*Direction*.
Copy out each line of the data holding "type".

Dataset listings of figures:

------------

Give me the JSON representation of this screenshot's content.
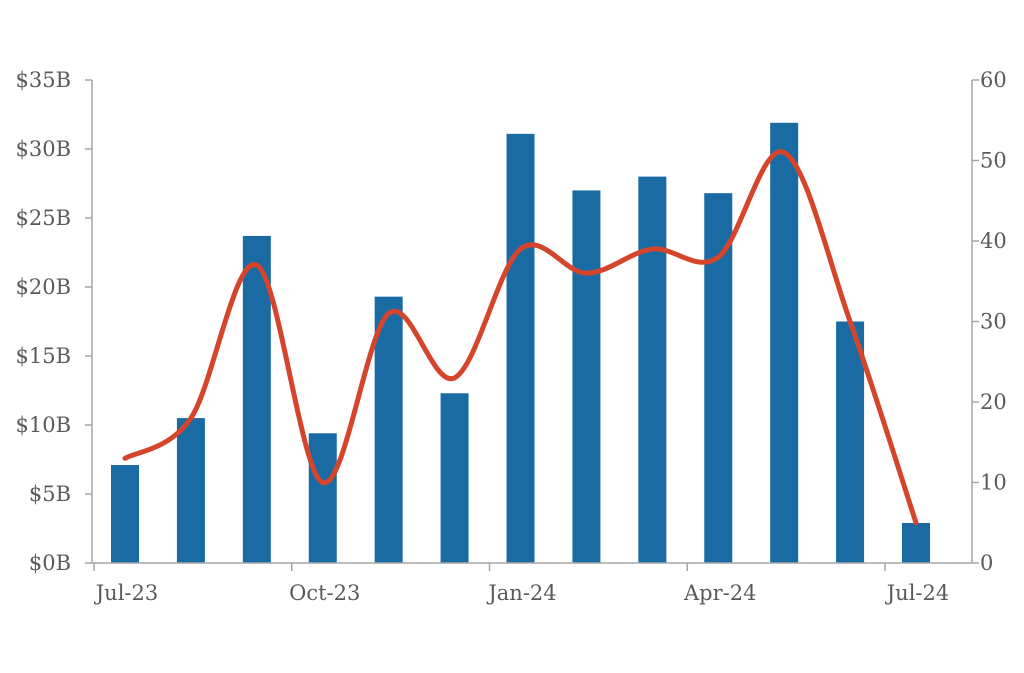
{
  "chart_data": {
    "type": "bar",
    "categories": [
      "Jul-23",
      "Aug-23",
      "Sep-23",
      "Oct-23",
      "Nov-23",
      "Dec-23",
      "Jan-24",
      "Feb-24",
      "Mar-24",
      "Apr-24",
      "May-24",
      "Jun-24",
      "Jul-24"
    ],
    "x_tick_labels": [
      "Jul-23",
      "Oct-23",
      "Jan-24",
      "Apr-24",
      "Jul-24"
    ],
    "series": [
      {
        "type": "bar",
        "axis": "left",
        "color": "#1a6aa3",
        "values": [
          7.1,
          10.5,
          23.7,
          9.4,
          19.3,
          12.3,
          31.1,
          27.0,
          28.0,
          26.8,
          31.9,
          17.5,
          2.9
        ]
      },
      {
        "type": "line",
        "axis": "right",
        "smooth": true,
        "color": "#d5452c",
        "values": [
          13,
          18,
          37,
          10,
          31,
          23,
          39,
          36,
          39,
          38,
          51,
          30,
          5
        ]
      }
    ],
    "y_left": {
      "ylim": [
        0,
        35
      ],
      "tick_labels": [
        "$0B",
        "$5B",
        "$10B",
        "$15B",
        "$20B",
        "$25B",
        "$30B",
        "$35B"
      ]
    },
    "y_right": {
      "ylim": [
        0,
        60
      ],
      "tick_labels": [
        "0",
        "10",
        "20",
        "30",
        "40",
        "50",
        "60"
      ]
    },
    "title": "",
    "xlabel": "",
    "ylabel": "",
    "grid": false,
    "legend": "none"
  }
}
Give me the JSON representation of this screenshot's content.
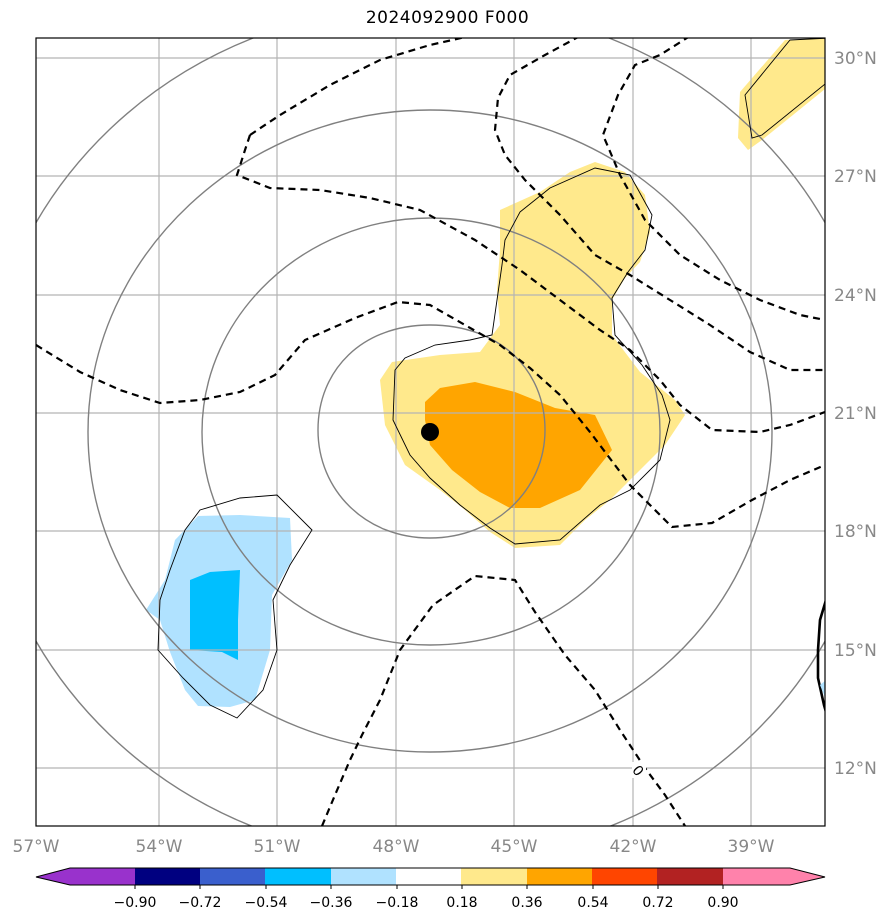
{
  "title": "2024092900 F000",
  "lon_labels": [
    "57°W",
    "54°W",
    "51°W",
    "48°W",
    "45°W",
    "42°W",
    "39°W"
  ],
  "lat_labels": [
    "30°N",
    "27°N",
    "24°N",
    "21°N",
    "18°N",
    "15°N",
    "12°N"
  ],
  "contour_label": "0",
  "colorbar": {
    "ticks": [
      "−0.90",
      "−0.72",
      "−0.54",
      "−0.36",
      "−0.18",
      "0.18",
      "0.36",
      "0.54",
      "0.72",
      "0.90"
    ],
    "colors": [
      "#9932cc",
      "#000080",
      "#3a5fcd",
      "#00bfff",
      "#b0e2ff",
      "#ffffff",
      "#ffe98c",
      "#ffa500",
      "#ff4500",
      "#b22222",
      "#ff82ab"
    ]
  },
  "storm_center": {
    "lon": -47.1,
    "lat": 20.5
  }
}
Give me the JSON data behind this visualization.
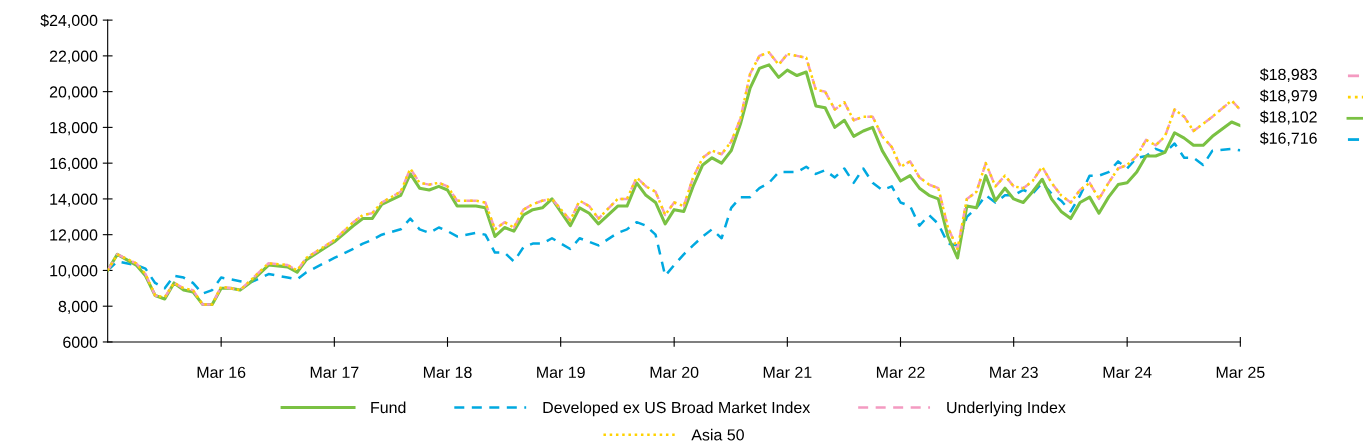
{
  "chart_data": {
    "type": "line",
    "x": [
      "2015-03",
      "2015-04",
      "2015-06",
      "2015-07",
      "2015-08",
      "2015-09",
      "2015-10",
      "2015-11",
      "2015-12",
      "2016-01",
      "2016-02",
      "2016-03",
      "2016-04",
      "2016-05",
      "2016-06",
      "2016-08",
      "2016-10",
      "2016-11",
      "2016-12",
      "2017-03",
      "2017-05",
      "2017-06",
      "2017-07",
      "2017-08",
      "2017-10",
      "2017-11",
      "2017-12",
      "2018-01",
      "2018-02",
      "2018-03",
      "2018-04",
      "2018-06",
      "2018-07",
      "2018-08",
      "2018-09",
      "2018-10",
      "2018-11",
      "2018-12",
      "2019-01",
      "2019-02",
      "2019-04",
      "2019-05",
      "2019-06",
      "2019-07",
      "2019-09",
      "2019-10",
      "2019-11",
      "2019-12",
      "2020-01",
      "2020-02",
      "2020-03",
      "2020-04",
      "2020-05",
      "2020-06",
      "2020-07",
      "2020-08",
      "2020-09",
      "2020-10",
      "2020-11",
      "2020-12",
      "2021-01",
      "2021-02",
      "2021-03",
      "2021-04",
      "2021-05",
      "2021-06",
      "2021-07",
      "2021-08",
      "2021-09",
      "2021-10",
      "2021-11",
      "2021-12",
      "2022-01",
      "2022-02",
      "2022-03",
      "2022-04",
      "2022-05",
      "2022-06",
      "2022-07",
      "2022-08",
      "2022-09",
      "2022-10",
      "2022-11",
      "2022-12",
      "2023-01",
      "2023-02",
      "2023-03",
      "2023-04",
      "2023-05",
      "2023-06",
      "2023-07",
      "2023-08",
      "2023-09",
      "2023-10",
      "2023-11",
      "2023-12",
      "2024-01",
      "2024-02",
      "2024-03",
      "2024-04",
      "2024-05",
      "2024-06",
      "2024-07",
      "2024-08",
      "2024-09",
      "2024-10",
      "2024-11",
      "2024-12",
      "2025-02",
      "2025-03"
    ],
    "series": [
      {
        "name": "Developed ex US Broad Market Index",
        "color": "#00a9e0",
        "line_style": "dashed",
        "values": [
          10000,
          10500,
          10300,
          10100,
          9300,
          9000,
          9700,
          9600,
          9300,
          8700,
          8900,
          9600,
          9500,
          9400,
          9300,
          9800,
          9600,
          9500,
          9900,
          10700,
          11200,
          11500,
          11700,
          12000,
          12300,
          12900,
          12300,
          12100,
          12400,
          12200,
          11900,
          12100,
          12000,
          11000,
          11000,
          10500,
          11300,
          11500,
          11500,
          11800,
          11200,
          11800,
          11600,
          11400,
          12100,
          12300,
          12700,
          12500,
          12000,
          9700,
          10300,
          10900,
          11400,
          11900,
          12300,
          11800,
          13500,
          14100,
          14100,
          14600,
          14900,
          15500,
          15500,
          15500,
          15800,
          15400,
          15600,
          15200,
          15700,
          14900,
          15700,
          14900,
          14500,
          14700,
          13800,
          13600,
          12500,
          13100,
          12600,
          11500,
          11400,
          13000,
          13500,
          14200,
          13800,
          14200,
          14200,
          14500,
          14300,
          14900,
          14300,
          13900,
          13300,
          14200,
          15300,
          15300,
          15500,
          16100,
          15700,
          16300,
          16400,
          16800,
          16600,
          17100,
          16300,
          16300,
          15900,
          16700,
          16800,
          16716
        ]
      },
      {
        "name": "Fund",
        "color": "#7ac143",
        "line_style": "solid",
        "values": [
          10000,
          10900,
          10300,
          9700,
          8600,
          8400,
          9300,
          8900,
          8800,
          8100,
          8100,
          9000,
          9000,
          8900,
          9300,
          10300,
          10200,
          9900,
          10600,
          11600,
          12500,
          12900,
          12900,
          13700,
          14200,
          15400,
          14600,
          14500,
          14700,
          14500,
          13600,
          13600,
          13500,
          11900,
          12400,
          12200,
          13100,
          13400,
          13500,
          14000,
          12500,
          13500,
          13200,
          12600,
          13600,
          13600,
          14900,
          14200,
          13800,
          12600,
          13400,
          13300,
          14700,
          15900,
          16300,
          16000,
          16700,
          18200,
          20200,
          21300,
          21500,
          20800,
          21200,
          20900,
          21100,
          19200,
          19100,
          18000,
          18400,
          17500,
          17800,
          18000,
          16700,
          15800,
          15000,
          15300,
          14600,
          14200,
          14000,
          11900,
          10700,
          13600,
          13500,
          15300,
          13900,
          14600,
          14000,
          13800,
          14400,
          15100,
          14000,
          13300,
          12900,
          13800,
          14100,
          13200,
          14100,
          14800,
          14900,
          15500,
          16400,
          16400,
          16600,
          17700,
          17400,
          17000,
          17000,
          17500,
          18300,
          18102
        ]
      },
      {
        "name": "Underlying Index",
        "color": "#f49ac1",
        "line_style": "dashed",
        "values": [
          10000,
          10900,
          10400,
          9800,
          8600,
          8500,
          9300,
          9000,
          8900,
          8100,
          8100,
          9100,
          9000,
          8900,
          9400,
          10400,
          10300,
          10000,
          10700,
          11700,
          12700,
          13100,
          13200,
          13800,
          14400,
          15700,
          14900,
          14800,
          14900,
          14700,
          13900,
          13900,
          13800,
          12300,
          12700,
          12400,
          13400,
          13700,
          13900,
          14000,
          12800,
          13900,
          13600,
          12900,
          14000,
          14000,
          15200,
          14700,
          14400,
          13100,
          13800,
          13600,
          15200,
          16300,
          16700,
          16500,
          17200,
          18500,
          21000,
          22000,
          22200,
          21500,
          22100,
          22000,
          21900,
          20100,
          20000,
          19000,
          19400,
          18400,
          18600,
          18600,
          17500,
          16900,
          15800,
          16100,
          15200,
          14800,
          14600,
          12400,
          11200,
          14000,
          14400,
          16000,
          14700,
          15300,
          14700,
          14600,
          15000,
          15800,
          14900,
          14200,
          13800,
          14500,
          14900,
          14000,
          14900,
          15700,
          15900,
          16400,
          17300,
          17000,
          17500,
          19000,
          18600,
          17800,
          18200,
          18600,
          19500,
          18983
        ]
      },
      {
        "name": "Asia 50",
        "color": "#ffd200",
        "line_style": "dotted",
        "values": [
          10000,
          10900,
          10400,
          9800,
          8600,
          8500,
          9300,
          9000,
          8900,
          8100,
          8100,
          9100,
          9000,
          8900,
          9400,
          10400,
          10300,
          10000,
          10700,
          11700,
          12700,
          13100,
          13200,
          13800,
          14400,
          15700,
          14900,
          14800,
          14900,
          14700,
          13900,
          13900,
          13800,
          12300,
          12700,
          12400,
          13400,
          13700,
          13900,
          14000,
          12800,
          13900,
          13600,
          12900,
          14000,
          14000,
          15200,
          14700,
          14400,
          13100,
          13800,
          13600,
          15200,
          16300,
          16700,
          16500,
          17200,
          18500,
          21000,
          22000,
          22200,
          21500,
          22100,
          22000,
          21900,
          20100,
          20000,
          19000,
          19400,
          18400,
          18600,
          18600,
          17500,
          16900,
          15800,
          16100,
          15200,
          14800,
          14600,
          12400,
          11200,
          14000,
          14400,
          16000,
          14700,
          15300,
          14700,
          14600,
          15000,
          15800,
          14900,
          14200,
          13800,
          14500,
          14900,
          14000,
          14900,
          15700,
          15900,
          16400,
          17300,
          17000,
          17500,
          19000,
          18600,
          17800,
          18200,
          18600,
          19500,
          18979
        ]
      }
    ],
    "annotations": [
      {
        "text": "$18,983",
        "x": "2025-03",
        "y": 18983
      },
      {
        "text": "$18,979",
        "x": "2025-03",
        "y": 18979
      },
      {
        "text": "$18,102",
        "x": "2025-03",
        "y": 18102
      },
      {
        "text": "$16,716",
        "x": "2025-03",
        "y": 16716
      }
    ],
    "xlim": [
      "2015-03",
      "2025-03"
    ],
    "xticks": [
      {
        "value": "2016-03",
        "label": "Mar 16"
      },
      {
        "value": "2017-03",
        "label": "Mar 17"
      },
      {
        "value": "2018-03",
        "label": "Mar 18"
      },
      {
        "value": "2019-03",
        "label": "Mar 19"
      },
      {
        "value": "2020-03",
        "label": "Mar 20"
      },
      {
        "value": "2021-03",
        "label": "Mar 21"
      },
      {
        "value": "2022-03",
        "label": "Mar 22"
      },
      {
        "value": "2023-03",
        "label": "Mar 23"
      },
      {
        "value": "2024-03",
        "label": "Mar 24"
      },
      {
        "value": "2025-03",
        "label": "Mar 25"
      }
    ],
    "ylim": [
      6000,
      24000
    ],
    "yticks": [
      6000,
      {
        "value": 8000,
        "label": "8,000"
      },
      {
        "value": 10000,
        "label": "10,000"
      },
      {
        "value": 12000,
        "label": "12,000"
      },
      {
        "value": 14000,
        "label": "14,000"
      },
      {
        "value": 16000,
        "label": "16,000"
      },
      {
        "value": 18000,
        "label": "18,000"
      },
      {
        "value": 20000,
        "label": "20,000"
      },
      {
        "value": 22000,
        "label": "22,000"
      },
      {
        "value": 24000,
        "label": "$24,000"
      }
    ],
    "grid": false,
    "legend": "bottom",
    "marker": "none"
  }
}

------------

*Task result*.
    "type": "bar",
        "type": "bar",
        "type": "line",
    "type": "line",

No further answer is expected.